● **Required task**
Only the number is wanted: how many lines in the data contain "name"?

************

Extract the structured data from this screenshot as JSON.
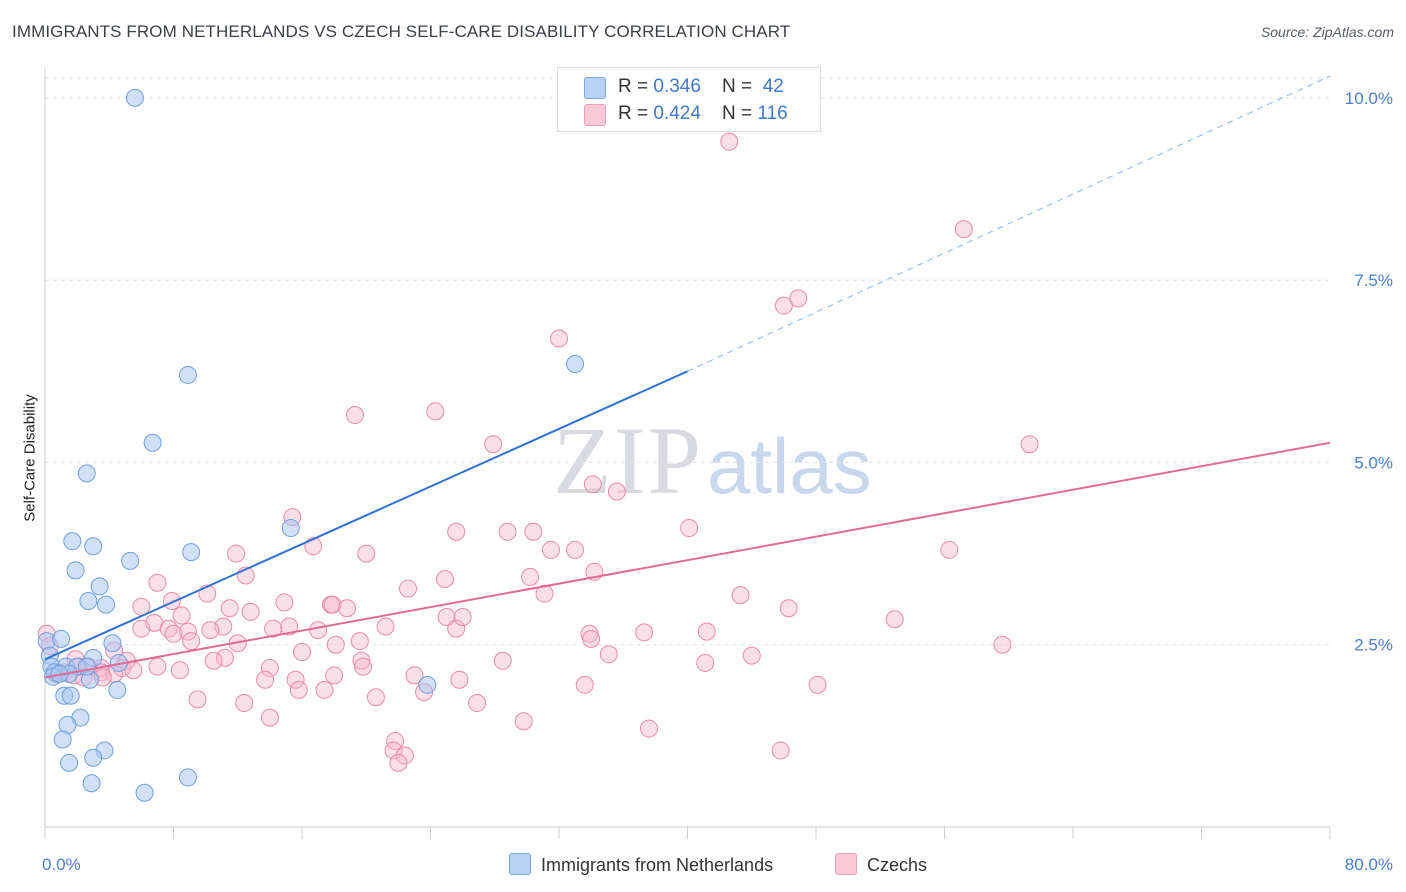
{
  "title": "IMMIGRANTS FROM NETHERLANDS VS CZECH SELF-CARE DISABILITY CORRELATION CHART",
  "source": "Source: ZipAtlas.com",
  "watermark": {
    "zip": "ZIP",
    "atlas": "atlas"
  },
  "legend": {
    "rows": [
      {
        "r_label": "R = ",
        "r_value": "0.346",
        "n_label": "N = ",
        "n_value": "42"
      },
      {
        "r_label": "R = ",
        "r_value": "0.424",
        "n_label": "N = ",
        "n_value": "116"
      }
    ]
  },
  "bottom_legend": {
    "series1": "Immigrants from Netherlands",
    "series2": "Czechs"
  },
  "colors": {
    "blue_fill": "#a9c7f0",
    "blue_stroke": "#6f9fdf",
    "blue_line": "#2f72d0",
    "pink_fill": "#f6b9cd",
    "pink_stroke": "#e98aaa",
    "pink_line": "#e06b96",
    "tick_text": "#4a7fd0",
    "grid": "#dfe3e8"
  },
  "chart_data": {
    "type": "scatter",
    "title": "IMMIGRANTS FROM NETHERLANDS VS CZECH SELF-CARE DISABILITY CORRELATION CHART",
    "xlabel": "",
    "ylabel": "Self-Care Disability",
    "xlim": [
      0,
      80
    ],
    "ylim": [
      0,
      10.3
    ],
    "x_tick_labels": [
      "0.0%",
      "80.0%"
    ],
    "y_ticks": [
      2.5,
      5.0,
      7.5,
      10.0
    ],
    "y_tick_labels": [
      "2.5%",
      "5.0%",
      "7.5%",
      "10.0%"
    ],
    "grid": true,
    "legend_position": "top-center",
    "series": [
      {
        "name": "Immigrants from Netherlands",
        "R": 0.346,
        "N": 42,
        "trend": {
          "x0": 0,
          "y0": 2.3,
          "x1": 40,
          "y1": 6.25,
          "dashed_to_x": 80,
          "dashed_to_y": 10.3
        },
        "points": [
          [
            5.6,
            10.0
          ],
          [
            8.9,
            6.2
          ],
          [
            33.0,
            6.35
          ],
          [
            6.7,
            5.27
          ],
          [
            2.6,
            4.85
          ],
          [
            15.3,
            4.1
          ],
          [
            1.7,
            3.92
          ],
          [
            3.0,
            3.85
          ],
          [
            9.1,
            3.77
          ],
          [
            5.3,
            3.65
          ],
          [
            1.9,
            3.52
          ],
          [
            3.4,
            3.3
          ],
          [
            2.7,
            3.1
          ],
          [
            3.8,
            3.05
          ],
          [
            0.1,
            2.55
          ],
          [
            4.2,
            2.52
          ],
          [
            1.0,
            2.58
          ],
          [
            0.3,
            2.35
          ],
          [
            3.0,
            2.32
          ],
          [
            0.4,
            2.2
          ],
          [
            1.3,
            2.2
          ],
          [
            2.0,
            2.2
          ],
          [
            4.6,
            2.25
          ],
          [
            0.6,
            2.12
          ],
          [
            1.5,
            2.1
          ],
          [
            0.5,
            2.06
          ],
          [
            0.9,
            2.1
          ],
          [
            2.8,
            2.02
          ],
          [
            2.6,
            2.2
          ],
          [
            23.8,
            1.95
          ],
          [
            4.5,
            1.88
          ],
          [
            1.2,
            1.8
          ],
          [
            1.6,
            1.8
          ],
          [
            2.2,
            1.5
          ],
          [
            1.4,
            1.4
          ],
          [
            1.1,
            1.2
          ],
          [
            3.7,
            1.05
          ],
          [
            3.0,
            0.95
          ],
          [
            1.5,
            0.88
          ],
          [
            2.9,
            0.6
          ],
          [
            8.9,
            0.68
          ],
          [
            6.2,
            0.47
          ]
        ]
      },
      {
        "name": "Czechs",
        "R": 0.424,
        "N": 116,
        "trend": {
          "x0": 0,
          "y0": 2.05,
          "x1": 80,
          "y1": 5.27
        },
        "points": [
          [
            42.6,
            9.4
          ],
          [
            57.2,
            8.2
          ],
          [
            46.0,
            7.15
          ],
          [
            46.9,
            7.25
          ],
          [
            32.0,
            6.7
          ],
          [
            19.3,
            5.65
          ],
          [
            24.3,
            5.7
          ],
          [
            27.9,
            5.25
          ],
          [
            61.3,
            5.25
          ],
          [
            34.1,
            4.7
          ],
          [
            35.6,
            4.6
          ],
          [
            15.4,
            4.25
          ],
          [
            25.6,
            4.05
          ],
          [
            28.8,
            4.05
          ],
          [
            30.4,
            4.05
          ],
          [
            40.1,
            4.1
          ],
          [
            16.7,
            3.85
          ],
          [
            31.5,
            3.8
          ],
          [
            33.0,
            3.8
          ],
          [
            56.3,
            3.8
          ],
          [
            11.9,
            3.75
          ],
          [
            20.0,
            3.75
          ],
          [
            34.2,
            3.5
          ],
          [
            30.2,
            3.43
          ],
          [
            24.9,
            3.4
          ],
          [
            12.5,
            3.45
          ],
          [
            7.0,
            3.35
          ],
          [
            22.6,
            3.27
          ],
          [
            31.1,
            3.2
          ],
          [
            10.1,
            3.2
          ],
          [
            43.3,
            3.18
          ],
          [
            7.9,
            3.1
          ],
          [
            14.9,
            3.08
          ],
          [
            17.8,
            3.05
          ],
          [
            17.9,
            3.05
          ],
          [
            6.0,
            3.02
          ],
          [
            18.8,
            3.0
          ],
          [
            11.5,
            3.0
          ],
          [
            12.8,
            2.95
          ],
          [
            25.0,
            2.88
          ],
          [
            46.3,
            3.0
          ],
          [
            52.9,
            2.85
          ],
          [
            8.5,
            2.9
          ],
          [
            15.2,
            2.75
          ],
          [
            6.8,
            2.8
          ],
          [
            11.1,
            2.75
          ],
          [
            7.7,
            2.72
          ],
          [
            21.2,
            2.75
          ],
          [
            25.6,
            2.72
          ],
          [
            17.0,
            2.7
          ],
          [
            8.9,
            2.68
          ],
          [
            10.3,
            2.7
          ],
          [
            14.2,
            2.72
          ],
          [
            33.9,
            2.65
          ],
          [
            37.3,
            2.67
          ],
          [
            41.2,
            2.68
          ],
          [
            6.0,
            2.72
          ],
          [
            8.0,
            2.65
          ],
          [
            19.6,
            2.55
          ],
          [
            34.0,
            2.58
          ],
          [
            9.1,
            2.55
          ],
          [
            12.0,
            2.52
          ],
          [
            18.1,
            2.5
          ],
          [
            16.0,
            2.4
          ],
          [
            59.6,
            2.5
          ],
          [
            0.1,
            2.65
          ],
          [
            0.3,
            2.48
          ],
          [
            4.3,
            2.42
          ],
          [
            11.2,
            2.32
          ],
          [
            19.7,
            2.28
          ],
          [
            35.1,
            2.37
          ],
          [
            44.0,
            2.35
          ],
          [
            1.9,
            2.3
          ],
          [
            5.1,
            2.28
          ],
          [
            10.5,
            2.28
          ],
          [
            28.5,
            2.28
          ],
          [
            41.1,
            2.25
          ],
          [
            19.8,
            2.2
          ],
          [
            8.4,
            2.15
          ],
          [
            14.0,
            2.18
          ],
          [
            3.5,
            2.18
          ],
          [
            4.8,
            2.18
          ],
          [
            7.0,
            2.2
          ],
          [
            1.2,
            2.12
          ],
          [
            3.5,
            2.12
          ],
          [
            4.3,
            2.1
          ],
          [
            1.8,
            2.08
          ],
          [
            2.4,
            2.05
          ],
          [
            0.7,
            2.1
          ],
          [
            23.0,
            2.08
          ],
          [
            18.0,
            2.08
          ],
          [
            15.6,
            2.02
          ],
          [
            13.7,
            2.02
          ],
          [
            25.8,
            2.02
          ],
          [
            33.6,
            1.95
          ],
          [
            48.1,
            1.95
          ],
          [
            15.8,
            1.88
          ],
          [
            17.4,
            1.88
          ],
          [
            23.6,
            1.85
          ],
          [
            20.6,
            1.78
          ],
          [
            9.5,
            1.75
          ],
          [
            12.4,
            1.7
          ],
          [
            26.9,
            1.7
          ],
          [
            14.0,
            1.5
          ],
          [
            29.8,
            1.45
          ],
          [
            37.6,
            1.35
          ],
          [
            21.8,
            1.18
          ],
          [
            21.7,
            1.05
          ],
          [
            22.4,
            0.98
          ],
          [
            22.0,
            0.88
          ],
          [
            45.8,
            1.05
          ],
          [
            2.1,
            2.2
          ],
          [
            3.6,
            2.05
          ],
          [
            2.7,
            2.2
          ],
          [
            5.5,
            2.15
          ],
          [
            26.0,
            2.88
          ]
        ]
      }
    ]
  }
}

************

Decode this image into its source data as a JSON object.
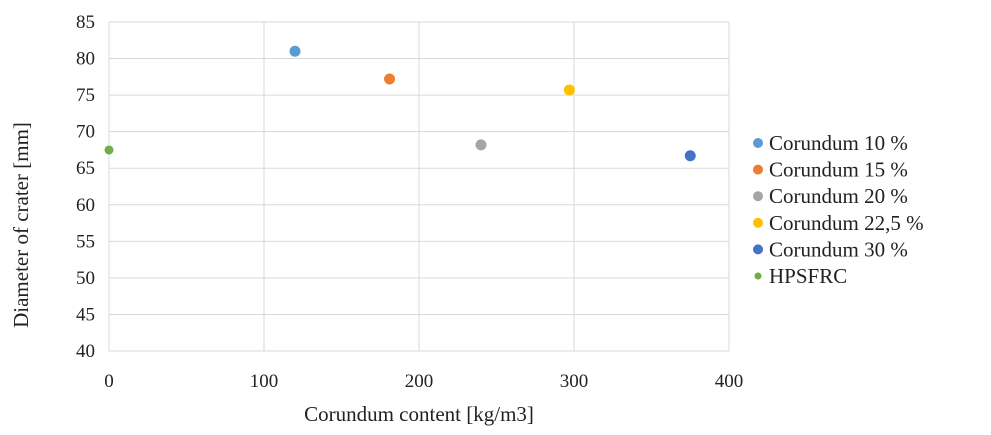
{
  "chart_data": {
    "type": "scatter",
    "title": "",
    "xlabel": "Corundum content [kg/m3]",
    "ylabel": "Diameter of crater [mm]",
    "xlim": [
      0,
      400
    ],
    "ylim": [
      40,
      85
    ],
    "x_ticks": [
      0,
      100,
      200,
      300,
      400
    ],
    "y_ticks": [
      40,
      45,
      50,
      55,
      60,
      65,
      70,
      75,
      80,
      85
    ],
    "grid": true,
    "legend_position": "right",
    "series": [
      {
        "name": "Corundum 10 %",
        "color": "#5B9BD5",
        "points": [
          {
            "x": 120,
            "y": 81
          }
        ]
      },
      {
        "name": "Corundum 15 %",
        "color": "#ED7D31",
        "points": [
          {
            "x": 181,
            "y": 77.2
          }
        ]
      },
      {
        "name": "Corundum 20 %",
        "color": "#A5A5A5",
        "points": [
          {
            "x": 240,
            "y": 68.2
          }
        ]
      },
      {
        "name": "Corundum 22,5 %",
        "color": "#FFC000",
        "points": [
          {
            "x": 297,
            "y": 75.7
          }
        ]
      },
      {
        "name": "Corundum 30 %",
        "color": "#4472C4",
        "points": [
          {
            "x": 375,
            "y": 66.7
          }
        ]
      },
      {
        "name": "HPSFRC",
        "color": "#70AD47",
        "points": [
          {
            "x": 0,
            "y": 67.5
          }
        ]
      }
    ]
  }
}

************

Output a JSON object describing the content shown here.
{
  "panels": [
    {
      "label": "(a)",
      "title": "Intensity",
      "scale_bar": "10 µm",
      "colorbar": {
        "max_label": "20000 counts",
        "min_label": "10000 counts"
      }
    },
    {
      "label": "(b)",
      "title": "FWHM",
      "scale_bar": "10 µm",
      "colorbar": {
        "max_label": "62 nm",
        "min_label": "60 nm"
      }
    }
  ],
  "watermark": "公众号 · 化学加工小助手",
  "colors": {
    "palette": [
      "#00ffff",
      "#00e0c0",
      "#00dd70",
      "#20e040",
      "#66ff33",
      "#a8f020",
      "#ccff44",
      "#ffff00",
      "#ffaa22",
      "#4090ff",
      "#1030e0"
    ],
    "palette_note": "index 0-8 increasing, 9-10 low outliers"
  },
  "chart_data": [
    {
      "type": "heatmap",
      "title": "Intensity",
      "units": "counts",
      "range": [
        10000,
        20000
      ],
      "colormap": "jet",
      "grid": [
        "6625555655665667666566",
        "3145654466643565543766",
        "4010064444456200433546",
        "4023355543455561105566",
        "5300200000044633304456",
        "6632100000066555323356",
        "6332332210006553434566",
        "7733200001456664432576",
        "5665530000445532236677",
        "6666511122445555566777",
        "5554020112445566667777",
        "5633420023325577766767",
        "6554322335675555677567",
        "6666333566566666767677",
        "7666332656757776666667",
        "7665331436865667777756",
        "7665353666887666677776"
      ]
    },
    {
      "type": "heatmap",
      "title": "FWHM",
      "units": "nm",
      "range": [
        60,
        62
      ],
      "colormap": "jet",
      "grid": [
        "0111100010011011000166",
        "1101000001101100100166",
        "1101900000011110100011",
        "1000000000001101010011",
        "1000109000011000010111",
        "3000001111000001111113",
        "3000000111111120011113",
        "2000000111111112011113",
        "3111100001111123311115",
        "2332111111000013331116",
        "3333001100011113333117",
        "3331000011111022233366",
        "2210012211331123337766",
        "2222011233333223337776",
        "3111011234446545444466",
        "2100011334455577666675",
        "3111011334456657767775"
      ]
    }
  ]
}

************

● **Task answer**
8